- **What the task requires**: Print the records again, character for character.

Dataset listings of figures
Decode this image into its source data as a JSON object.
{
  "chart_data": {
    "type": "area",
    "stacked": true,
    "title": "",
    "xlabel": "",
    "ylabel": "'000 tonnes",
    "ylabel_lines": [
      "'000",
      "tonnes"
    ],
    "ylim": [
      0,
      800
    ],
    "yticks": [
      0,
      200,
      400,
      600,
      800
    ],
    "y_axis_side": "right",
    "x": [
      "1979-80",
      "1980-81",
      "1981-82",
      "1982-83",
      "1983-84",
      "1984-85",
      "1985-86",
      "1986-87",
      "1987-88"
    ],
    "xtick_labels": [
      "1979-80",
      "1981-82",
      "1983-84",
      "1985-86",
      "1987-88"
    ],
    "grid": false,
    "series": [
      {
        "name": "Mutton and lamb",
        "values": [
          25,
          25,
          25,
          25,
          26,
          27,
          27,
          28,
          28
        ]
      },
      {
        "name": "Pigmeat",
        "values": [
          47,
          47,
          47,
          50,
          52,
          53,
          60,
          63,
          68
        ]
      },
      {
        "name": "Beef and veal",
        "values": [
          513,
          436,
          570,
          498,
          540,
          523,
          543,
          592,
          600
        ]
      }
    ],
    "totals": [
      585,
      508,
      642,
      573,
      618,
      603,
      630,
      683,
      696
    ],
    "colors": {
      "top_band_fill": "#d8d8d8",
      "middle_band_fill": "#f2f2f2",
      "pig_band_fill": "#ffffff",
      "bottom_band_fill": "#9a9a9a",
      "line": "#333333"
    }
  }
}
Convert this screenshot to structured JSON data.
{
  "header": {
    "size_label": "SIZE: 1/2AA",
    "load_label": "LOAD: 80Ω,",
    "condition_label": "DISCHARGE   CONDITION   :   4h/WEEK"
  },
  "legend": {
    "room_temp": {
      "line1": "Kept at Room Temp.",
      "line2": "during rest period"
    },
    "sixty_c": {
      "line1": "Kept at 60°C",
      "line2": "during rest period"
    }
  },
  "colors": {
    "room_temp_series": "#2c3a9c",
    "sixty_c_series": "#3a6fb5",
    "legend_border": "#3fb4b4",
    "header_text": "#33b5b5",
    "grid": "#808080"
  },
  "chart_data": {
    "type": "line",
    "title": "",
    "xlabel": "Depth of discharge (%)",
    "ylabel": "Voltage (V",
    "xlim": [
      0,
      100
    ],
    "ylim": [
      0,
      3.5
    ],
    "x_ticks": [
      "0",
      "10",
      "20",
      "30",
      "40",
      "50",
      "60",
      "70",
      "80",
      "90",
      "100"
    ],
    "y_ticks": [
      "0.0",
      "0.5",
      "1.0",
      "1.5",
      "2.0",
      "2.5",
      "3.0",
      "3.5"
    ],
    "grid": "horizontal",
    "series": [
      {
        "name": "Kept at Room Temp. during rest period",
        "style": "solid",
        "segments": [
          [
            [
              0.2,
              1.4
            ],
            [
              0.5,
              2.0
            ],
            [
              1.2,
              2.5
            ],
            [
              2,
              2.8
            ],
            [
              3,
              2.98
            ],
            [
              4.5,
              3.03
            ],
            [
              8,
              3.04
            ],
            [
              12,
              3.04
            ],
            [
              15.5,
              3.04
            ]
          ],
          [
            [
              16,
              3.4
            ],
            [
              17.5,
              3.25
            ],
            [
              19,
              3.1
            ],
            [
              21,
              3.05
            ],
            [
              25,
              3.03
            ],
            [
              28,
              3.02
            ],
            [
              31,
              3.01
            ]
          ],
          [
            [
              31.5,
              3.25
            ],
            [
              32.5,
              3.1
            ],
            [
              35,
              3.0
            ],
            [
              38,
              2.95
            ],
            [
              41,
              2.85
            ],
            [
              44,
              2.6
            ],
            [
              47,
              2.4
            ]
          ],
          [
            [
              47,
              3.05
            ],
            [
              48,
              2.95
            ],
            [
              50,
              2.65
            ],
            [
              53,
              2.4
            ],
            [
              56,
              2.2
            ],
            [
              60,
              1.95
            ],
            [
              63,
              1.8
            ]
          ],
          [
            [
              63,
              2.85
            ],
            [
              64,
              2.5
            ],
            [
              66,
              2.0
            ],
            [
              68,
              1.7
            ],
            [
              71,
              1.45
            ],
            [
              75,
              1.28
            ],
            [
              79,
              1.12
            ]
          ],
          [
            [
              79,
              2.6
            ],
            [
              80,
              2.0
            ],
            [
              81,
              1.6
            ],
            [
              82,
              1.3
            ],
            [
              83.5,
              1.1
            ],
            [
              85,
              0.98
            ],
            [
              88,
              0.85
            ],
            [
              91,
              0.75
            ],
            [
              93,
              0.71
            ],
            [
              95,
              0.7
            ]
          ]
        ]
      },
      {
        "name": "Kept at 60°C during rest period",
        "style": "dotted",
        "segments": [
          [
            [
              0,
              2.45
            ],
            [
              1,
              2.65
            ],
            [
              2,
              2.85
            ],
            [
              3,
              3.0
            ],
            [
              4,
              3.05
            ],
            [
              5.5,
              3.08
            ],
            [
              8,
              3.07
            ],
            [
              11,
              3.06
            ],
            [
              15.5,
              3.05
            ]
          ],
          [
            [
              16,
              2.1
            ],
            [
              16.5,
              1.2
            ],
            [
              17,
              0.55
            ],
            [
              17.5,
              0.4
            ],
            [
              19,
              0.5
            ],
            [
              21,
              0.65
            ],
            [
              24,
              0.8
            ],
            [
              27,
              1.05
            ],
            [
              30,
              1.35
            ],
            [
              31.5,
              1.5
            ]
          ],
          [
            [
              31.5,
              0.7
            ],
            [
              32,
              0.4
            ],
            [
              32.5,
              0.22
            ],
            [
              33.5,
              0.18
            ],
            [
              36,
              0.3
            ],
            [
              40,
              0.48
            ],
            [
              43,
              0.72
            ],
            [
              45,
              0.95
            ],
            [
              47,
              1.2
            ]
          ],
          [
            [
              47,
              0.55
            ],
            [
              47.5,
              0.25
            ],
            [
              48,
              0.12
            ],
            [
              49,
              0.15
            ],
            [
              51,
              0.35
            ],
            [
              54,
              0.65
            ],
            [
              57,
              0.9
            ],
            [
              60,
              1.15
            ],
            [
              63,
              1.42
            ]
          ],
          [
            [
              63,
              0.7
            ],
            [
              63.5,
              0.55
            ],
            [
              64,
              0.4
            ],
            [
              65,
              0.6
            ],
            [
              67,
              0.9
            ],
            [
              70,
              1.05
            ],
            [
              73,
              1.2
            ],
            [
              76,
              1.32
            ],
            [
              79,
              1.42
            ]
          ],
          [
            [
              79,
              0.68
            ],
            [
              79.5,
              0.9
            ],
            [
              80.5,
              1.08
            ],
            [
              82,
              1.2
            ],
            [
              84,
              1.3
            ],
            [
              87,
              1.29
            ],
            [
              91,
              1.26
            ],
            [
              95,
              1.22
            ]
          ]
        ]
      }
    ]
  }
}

- **Response to the exercise**:
Decode this image into its source data as a JSON object.
{
  "chart_data": {
    "type": "area",
    "stacked": true,
    "title": "",
    "xlabel": "",
    "ylabel": "'000 tonnes",
    "ylabel_lines": [
      "'000",
      "tonnes"
    ],
    "ylim": [
      0,
      800
    ],
    "yticks": [
      0,
      200,
      400,
      600,
      800
    ],
    "y_axis_side": "right",
    "x": [
      "1979-80",
      "1980-81",
      "1981-82",
      "1982-83",
      "1983-84",
      "1984-85",
      "1985-86",
      "1986-87",
      "1987-88"
    ],
    "xtick_labels": [
      "1979-80",
      "1981-82",
      "1983-84",
      "1985-86",
      "1987-88"
    ],
    "grid": false,
    "series": [
      {
        "name": "Mutton and lamb",
        "values": [
          25,
          25,
          25,
          25,
          26,
          27,
          27,
          28,
          28
        ]
      },
      {
        "name": "Pigmeat",
        "values": [
          47,
          47,
          47,
          50,
          52,
          53,
          60,
          63,
          68
        ]
      },
      {
        "name": "Beef and veal",
        "values": [
          513,
          436,
          570,
          498,
          540,
          523,
          543,
          592,
          600
        ]
      }
    ],
    "totals": [
      585,
      508,
      642,
      573,
      618,
      603,
      630,
      683,
      696
    ],
    "colors": {
      "top_band_fill": "#d8d8d8",
      "middle_band_fill": "#f2f2f2",
      "pig_band_fill": "#ffffff",
      "bottom_band_fill": "#9a9a9a",
      "line": "#333333"
    }
  }
}
Convert this screenshot to structured JSON data.
{
  "header": {
    "size_label": "SIZE: 1/2AA",
    "load_label": "LOAD: 80Ω,",
    "condition_label": "DISCHARGE   CONDITION   :   4h/WEEK"
  },
  "legend": {
    "room_temp": {
      "line1": "Kept at Room Temp.",
      "line2": "during rest period"
    },
    "sixty_c": {
      "line1": "Kept at 60°C",
      "line2": "during rest period"
    }
  },
  "colors": {
    "room_temp_series": "#2c3a9c",
    "sixty_c_series": "#3a6fb5",
    "legend_border": "#3fb4b4",
    "header_text": "#33b5b5",
    "grid": "#808080"
  },
  "chart_data": {
    "type": "line",
    "title": "",
    "xlabel": "Depth of discharge (%)",
    "ylabel": "Voltage (V",
    "xlim": [
      0,
      100
    ],
    "ylim": [
      0,
      3.5
    ],
    "x_ticks": [
      "0",
      "10",
      "20",
      "30",
      "40",
      "50",
      "60",
      "70",
      "80",
      "90",
      "100"
    ],
    "y_ticks": [
      "0.0",
      "0.5",
      "1.0",
      "1.5",
      "2.0",
      "2.5",
      "3.0",
      "3.5"
    ],
    "grid": "horizontal",
    "series": [
      {
        "name": "Kept at Room Temp. during rest period",
        "style": "solid",
        "segments": [
          [
            [
              0.2,
              1.4
            ],
            [
              0.5,
              2.0
            ],
            [
              1.2,
              2.5
            ],
            [
              2,
              2.8
            ],
            [
              3,
              2.98
            ],
            [
              4.5,
              3.03
            ],
            [
              8,
              3.04
            ],
            [
              12,
              3.04
            ],
            [
              15.5,
              3.04
            ]
          ],
          [
            [
              16,
              3.4
            ],
            [
              17.5,
              3.25
            ],
            [
              19,
              3.1
            ],
            [
              21,
              3.05
            ],
            [
              25,
              3.03
            ],
            [
              28,
              3.02
            ],
            [
              31,
              3.01
            ]
          ],
          [
            [
              31.5,
              3.25
            ],
            [
              32.5,
              3.1
            ],
            [
              35,
              3.0
            ],
            [
              38,
              2.95
            ],
            [
              41,
              2.85
            ],
            [
              44,
              2.6
            ],
            [
              47,
              2.4
            ]
          ],
          [
            [
              47,
              3.05
            ],
            [
              48,
              2.95
            ],
            [
              50,
              2.65
            ],
            [
              53,
              2.4
            ],
            [
              56,
              2.2
            ],
            [
              60,
              1.95
            ],
            [
              63,
              1.8
            ]
          ],
          [
            [
              63,
              2.85
            ],
            [
              64,
              2.5
            ],
            [
              66,
              2.0
            ],
            [
              68,
              1.7
            ],
            [
              71,
              1.45
            ],
            [
              75,
              1.28
            ],
            [
              79,
              1.12
            ]
          ],
          [
            [
              79,
              2.6
            ],
            [
              80,
              2.0
            ],
            [
              81,
              1.6
            ],
            [
              82,
              1.3
            ],
            [
              83.5,
              1.1
            ],
            [
              85,
              0.98
            ],
            [
              88,
              0.85
            ],
            [
              91,
              0.75
            ],
            [
              93,
              0.71
            ],
            [
              95,
              0.7
            ]
          ]
        ]
      },
      {
        "name": "Kept at 60°C during rest period",
        "style": "dotted",
        "segments": [
          [
            [
              0,
              2.45
            ],
            [
              1,
              2.65
            ],
            [
              2,
              2.85
            ],
            [
              3,
              3.0
            ],
            [
              4,
              3.05
            ],
            [
              5.5,
              3.08
            ],
            [
              8,
              3.07
            ],
            [
              11,
              3.06
            ],
            [
              15.5,
              3.05
            ]
          ],
          [
            [
              16,
              2.1
            ],
            [
              16.5,
              1.2
            ],
            [
              17,
              0.55
            ],
            [
              17.5,
              0.4
            ],
            [
              19,
              0.5
            ],
            [
              21,
              0.65
            ],
            [
              24,
              0.8
            ],
            [
              27,
              1.05
            ],
            [
              30,
              1.35
            ],
            [
              31.5,
              1.5
            ]
          ],
          [
            [
              31.5,
              0.7
            ],
            [
              32,
              0.4
            ],
            [
              32.5,
              0.22
            ],
            [
              33.5,
              0.18
            ],
            [
              36,
              0.3
            ],
            [
              40,
              0.48
            ],
            [
              43,
              0.72
            ],
            [
              45,
              0.95
            ],
            [
              47,
              1.2
            ]
          ],
          [
            [
              47,
              0.55
            ],
            [
              47.5,
              0.25
            ],
            [
              48,
              0.12
            ],
            [
              49,
              0.15
            ],
            [
              51,
              0.35
            ],
            [
              54,
              0.65
            ],
            [
              57,
              0.9
            ],
            [
              60,
              1.15
            ],
            [
              63,
              1.42
            ]
          ],
          [
            [
              63,
              0.7
            ],
            [
              63.5,
              0.55
            ],
            [
              64,
              0.4
            ],
            [
              65,
              0.6
            ],
            [
              67,
              0.9
            ],
            [
              70,
              1.05
            ],
            [
              73,
              1.2
            ],
            [
              76,
              1.32
            ],
            [
              79,
              1.42
            ]
          ],
          [
            [
              79,
              0.68
            ],
            [
              79.5,
              0.9
            ],
            [
              80.5,
              1.08
            ],
            [
              82,
              1.2
            ],
            [
              84,
              1.3
            ],
            [
              87,
              1.29
            ],
            [
              91,
              1.26
            ],
            [
              95,
              1.22
            ]
          ]
        ]
      }
    ]
  }
}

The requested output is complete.